TASK DESCRIPTION> Please echo the listing line for line, from its first line through the line containing "dilute-acid-icon: 搅拌 浓硫酸", both ends included.

[Saved entries]
────────────────────────────────────────
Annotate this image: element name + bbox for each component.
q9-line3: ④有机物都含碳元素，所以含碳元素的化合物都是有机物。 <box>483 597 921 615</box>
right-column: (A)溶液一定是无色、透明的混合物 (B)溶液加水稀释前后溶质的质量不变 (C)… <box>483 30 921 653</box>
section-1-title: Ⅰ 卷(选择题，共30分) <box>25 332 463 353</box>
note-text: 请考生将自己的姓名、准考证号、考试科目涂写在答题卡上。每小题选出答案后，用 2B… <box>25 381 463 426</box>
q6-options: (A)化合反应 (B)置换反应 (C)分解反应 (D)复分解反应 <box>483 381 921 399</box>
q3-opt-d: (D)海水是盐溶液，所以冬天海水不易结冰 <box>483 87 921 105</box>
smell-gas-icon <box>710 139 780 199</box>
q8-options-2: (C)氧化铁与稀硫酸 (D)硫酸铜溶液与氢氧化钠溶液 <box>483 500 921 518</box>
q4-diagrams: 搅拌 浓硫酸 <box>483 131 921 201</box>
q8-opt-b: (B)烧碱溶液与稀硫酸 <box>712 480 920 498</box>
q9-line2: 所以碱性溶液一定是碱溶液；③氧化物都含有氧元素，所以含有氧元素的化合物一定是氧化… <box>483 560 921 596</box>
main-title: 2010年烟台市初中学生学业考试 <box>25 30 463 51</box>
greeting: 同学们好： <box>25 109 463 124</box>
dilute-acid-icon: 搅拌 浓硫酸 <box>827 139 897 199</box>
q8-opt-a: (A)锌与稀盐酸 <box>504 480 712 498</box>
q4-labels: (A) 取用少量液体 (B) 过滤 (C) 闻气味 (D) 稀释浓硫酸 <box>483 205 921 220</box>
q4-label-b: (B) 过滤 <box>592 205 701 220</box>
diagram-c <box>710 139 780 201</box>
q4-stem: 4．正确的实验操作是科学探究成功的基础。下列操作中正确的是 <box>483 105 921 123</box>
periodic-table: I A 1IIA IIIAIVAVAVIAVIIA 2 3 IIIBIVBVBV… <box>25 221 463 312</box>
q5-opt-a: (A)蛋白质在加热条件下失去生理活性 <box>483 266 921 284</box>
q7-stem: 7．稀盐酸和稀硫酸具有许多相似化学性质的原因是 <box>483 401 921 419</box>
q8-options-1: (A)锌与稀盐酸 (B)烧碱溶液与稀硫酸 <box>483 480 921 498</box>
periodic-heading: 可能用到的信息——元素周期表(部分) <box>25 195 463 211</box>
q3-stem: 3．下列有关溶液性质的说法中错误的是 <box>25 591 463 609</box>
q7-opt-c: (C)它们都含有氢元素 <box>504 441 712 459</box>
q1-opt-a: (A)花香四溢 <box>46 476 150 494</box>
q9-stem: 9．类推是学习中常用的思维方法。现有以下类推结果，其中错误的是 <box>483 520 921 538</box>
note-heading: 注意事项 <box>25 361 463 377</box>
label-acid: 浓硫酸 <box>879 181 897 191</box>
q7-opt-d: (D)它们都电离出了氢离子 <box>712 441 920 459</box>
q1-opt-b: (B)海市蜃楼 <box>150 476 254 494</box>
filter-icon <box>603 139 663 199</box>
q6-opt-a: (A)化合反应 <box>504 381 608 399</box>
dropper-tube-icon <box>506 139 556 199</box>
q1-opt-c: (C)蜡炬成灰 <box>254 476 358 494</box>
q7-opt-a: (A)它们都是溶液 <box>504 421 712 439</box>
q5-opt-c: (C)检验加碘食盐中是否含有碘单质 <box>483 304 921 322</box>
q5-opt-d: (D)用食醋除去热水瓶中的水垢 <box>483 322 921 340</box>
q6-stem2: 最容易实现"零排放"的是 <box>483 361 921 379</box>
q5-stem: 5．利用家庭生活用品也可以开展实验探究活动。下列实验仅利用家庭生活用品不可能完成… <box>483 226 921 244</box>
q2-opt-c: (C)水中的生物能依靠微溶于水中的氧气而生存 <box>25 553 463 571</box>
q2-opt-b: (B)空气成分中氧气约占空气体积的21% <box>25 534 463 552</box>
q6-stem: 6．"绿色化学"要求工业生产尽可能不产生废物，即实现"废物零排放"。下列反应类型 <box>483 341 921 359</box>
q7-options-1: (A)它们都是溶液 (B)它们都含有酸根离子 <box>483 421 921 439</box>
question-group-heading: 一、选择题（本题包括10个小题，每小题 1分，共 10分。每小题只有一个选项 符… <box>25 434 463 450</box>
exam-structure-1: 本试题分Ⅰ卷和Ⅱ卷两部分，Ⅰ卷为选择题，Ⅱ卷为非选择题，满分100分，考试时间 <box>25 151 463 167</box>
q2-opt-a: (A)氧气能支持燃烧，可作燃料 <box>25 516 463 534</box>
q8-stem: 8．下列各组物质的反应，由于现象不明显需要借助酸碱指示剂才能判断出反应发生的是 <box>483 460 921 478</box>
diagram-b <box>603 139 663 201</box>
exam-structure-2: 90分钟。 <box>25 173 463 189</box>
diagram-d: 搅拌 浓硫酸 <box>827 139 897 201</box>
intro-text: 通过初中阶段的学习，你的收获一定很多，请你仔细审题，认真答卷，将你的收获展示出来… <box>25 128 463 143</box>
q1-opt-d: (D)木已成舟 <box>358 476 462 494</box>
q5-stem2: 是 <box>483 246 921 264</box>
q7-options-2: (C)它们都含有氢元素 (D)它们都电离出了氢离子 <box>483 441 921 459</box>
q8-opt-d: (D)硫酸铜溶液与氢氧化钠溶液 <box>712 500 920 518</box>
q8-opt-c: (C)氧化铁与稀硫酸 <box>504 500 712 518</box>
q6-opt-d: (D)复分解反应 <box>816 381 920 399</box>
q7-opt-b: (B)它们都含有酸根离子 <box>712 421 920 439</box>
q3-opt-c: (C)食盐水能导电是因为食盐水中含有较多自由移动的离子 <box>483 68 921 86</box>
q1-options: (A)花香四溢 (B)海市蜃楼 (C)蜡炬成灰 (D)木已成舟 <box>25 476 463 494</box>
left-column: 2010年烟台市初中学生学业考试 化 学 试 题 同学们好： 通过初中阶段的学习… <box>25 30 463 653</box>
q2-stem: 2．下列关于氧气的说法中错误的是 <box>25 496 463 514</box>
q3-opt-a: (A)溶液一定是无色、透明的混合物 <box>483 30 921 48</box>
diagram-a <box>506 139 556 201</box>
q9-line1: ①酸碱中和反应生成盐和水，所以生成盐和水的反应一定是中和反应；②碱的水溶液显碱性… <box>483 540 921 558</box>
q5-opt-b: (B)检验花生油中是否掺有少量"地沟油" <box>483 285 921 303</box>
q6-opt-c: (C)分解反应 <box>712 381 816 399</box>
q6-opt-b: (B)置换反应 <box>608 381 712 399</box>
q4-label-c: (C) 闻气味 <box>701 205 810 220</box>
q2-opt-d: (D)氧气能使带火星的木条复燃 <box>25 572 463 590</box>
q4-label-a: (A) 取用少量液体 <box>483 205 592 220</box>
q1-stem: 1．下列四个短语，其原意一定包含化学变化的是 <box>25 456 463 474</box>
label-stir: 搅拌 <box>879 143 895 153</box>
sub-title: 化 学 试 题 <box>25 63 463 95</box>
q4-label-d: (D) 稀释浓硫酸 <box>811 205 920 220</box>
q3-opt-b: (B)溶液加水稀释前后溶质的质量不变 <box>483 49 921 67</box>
────────────────────────────────────────
RESULT FOR THIS EXERCISE>
Annotate this image: element name + bbox for each component.
q9-line3: ④有机物都含碳元素，所以含碳元素的化合物都是有机物。 <box>483 597 921 615</box>
right-column: (A)溶液一定是无色、透明的混合物 (B)溶液加水稀释前后溶质的质量不变 (C)… <box>483 30 921 653</box>
section-1-title: Ⅰ 卷(选择题，共30分) <box>25 332 463 353</box>
note-text: 请考生将自己的姓名、准考证号、考试科目涂写在答题卡上。每小题选出答案后，用 2B… <box>25 381 463 426</box>
q6-options: (A)化合反应 (B)置换反应 (C)分解反应 (D)复分解反应 <box>483 381 921 399</box>
q3-opt-d: (D)海水是盐溶液，所以冬天海水不易结冰 <box>483 87 921 105</box>
smell-gas-icon <box>710 139 780 199</box>
q8-options-2: (C)氧化铁与稀硫酸 (D)硫酸铜溶液与氢氧化钠溶液 <box>483 500 921 518</box>
q4-diagrams: 搅拌 浓硫酸 <box>483 131 921 201</box>
q8-opt-b: (B)烧碱溶液与稀硫酸 <box>712 480 920 498</box>
q9-line2: 所以碱性溶液一定是碱溶液；③氧化物都含有氧元素，所以含有氧元素的化合物一定是氧化… <box>483 560 921 596</box>
main-title: 2010年烟台市初中学生学业考试 <box>25 30 463 51</box>
greeting: 同学们好： <box>25 109 463 124</box>
dilute-acid-icon: 搅拌 浓硫酸 <box>827 139 897 199</box>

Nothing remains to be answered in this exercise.